#### [Exercise aim]
Count the lines below that contain the word "heeft". Give only the number.
Begin
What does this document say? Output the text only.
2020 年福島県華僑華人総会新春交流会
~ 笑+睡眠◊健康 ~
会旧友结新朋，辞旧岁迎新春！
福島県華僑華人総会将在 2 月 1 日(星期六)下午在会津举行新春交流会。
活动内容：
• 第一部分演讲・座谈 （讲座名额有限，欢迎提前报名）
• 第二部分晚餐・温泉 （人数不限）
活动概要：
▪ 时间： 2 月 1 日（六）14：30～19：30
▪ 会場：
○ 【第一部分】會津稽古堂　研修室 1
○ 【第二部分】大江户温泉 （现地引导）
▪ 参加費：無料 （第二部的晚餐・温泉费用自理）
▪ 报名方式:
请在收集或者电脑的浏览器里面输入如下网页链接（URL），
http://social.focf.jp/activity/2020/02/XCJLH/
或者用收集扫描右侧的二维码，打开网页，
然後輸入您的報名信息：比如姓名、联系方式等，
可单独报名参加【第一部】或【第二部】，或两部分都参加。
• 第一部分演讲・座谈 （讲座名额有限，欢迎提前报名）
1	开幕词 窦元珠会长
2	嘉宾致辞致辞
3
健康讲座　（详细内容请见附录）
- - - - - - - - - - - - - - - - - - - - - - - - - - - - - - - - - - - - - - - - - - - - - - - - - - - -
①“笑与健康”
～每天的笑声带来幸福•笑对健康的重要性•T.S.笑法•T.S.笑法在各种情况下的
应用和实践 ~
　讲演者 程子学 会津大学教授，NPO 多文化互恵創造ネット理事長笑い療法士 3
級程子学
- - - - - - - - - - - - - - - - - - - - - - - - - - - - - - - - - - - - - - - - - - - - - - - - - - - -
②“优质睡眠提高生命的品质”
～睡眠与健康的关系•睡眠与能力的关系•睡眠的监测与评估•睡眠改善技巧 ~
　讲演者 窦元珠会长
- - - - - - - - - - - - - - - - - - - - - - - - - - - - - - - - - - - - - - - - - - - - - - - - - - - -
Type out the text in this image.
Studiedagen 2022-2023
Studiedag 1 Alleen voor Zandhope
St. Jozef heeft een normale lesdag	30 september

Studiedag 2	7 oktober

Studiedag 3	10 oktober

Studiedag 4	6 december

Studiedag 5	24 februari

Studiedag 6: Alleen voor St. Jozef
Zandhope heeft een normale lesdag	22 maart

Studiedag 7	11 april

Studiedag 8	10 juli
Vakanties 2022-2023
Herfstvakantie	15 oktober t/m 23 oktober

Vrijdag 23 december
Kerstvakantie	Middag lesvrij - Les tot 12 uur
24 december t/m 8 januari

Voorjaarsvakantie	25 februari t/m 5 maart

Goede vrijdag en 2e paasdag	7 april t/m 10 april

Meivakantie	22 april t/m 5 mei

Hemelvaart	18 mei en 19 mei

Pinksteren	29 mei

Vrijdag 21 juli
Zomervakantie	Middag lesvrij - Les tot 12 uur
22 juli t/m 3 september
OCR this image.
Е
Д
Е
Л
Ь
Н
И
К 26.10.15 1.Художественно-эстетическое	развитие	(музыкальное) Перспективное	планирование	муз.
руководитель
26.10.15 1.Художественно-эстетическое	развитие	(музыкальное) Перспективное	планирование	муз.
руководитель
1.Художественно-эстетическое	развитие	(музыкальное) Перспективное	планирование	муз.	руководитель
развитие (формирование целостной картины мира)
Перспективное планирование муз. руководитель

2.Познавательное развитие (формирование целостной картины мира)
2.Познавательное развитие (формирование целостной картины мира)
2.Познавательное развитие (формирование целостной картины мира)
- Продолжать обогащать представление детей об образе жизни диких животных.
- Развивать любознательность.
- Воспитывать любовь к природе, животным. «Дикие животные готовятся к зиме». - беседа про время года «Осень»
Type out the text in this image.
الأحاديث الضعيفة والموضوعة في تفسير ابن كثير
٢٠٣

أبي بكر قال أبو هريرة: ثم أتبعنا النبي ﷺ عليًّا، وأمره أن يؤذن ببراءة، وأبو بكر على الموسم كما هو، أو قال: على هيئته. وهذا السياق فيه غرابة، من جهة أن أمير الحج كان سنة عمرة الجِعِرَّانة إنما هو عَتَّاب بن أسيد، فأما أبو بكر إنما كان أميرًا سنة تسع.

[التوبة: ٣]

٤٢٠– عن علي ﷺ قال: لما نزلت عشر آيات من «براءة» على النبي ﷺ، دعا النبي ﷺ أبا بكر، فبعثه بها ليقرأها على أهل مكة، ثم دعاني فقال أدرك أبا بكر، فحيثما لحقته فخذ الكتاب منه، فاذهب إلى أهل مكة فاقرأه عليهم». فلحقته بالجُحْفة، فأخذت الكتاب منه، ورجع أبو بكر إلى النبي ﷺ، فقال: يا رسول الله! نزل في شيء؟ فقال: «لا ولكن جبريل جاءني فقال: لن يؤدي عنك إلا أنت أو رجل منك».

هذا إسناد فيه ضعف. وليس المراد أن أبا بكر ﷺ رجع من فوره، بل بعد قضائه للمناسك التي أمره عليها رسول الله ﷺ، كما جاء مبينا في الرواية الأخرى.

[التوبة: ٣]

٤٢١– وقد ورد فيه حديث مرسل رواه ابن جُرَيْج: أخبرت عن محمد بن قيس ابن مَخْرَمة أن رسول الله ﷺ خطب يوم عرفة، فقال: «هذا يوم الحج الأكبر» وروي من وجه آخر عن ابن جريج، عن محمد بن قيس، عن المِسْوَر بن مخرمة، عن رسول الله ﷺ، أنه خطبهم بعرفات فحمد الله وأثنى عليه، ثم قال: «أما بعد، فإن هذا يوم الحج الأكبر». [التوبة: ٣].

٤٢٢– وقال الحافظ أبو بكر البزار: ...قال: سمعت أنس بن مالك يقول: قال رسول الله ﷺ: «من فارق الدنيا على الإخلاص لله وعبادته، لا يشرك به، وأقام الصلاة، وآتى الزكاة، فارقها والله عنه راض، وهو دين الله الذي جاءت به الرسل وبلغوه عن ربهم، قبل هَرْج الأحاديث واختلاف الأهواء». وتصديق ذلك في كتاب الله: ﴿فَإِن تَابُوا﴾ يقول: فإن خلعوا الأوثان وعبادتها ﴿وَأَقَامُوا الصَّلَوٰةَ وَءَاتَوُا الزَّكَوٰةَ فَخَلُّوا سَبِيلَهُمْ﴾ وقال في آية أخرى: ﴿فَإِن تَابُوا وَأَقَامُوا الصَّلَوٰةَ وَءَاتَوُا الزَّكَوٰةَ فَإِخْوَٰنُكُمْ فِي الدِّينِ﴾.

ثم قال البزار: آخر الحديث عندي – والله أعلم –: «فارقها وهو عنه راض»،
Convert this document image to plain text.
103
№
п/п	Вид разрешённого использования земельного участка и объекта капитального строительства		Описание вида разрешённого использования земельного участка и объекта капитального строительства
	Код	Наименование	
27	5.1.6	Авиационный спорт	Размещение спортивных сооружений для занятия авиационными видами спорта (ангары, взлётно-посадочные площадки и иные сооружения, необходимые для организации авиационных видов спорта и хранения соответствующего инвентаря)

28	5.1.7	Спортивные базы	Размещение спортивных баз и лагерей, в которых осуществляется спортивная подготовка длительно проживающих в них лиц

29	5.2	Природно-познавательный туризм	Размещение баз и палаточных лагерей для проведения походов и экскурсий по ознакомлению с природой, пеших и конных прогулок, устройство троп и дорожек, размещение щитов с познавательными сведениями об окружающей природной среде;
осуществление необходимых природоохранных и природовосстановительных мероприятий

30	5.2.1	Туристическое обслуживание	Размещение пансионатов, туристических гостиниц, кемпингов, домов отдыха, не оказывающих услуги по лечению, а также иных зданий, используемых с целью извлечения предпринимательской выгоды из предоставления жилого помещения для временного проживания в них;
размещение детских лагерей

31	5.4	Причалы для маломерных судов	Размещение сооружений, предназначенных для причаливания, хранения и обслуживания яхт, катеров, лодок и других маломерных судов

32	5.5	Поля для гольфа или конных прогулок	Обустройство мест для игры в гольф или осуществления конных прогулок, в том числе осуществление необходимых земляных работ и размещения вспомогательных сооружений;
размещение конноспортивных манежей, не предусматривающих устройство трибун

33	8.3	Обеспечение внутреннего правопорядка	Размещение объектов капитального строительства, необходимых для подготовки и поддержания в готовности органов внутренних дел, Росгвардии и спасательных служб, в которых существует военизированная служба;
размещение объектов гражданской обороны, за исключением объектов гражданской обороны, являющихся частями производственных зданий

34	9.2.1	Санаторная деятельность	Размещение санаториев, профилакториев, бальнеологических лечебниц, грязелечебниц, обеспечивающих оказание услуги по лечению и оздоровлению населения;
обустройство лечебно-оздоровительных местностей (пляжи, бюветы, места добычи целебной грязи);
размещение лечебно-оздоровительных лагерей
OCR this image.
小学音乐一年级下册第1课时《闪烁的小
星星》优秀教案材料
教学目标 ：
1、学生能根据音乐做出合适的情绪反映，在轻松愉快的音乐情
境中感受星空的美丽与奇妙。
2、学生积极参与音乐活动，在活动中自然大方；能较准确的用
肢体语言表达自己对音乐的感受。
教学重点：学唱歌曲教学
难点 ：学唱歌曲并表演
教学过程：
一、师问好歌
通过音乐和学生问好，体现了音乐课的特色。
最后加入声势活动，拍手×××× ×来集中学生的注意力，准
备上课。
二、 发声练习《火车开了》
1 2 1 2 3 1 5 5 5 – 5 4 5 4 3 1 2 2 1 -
End
#### [Answer for this exercise]
2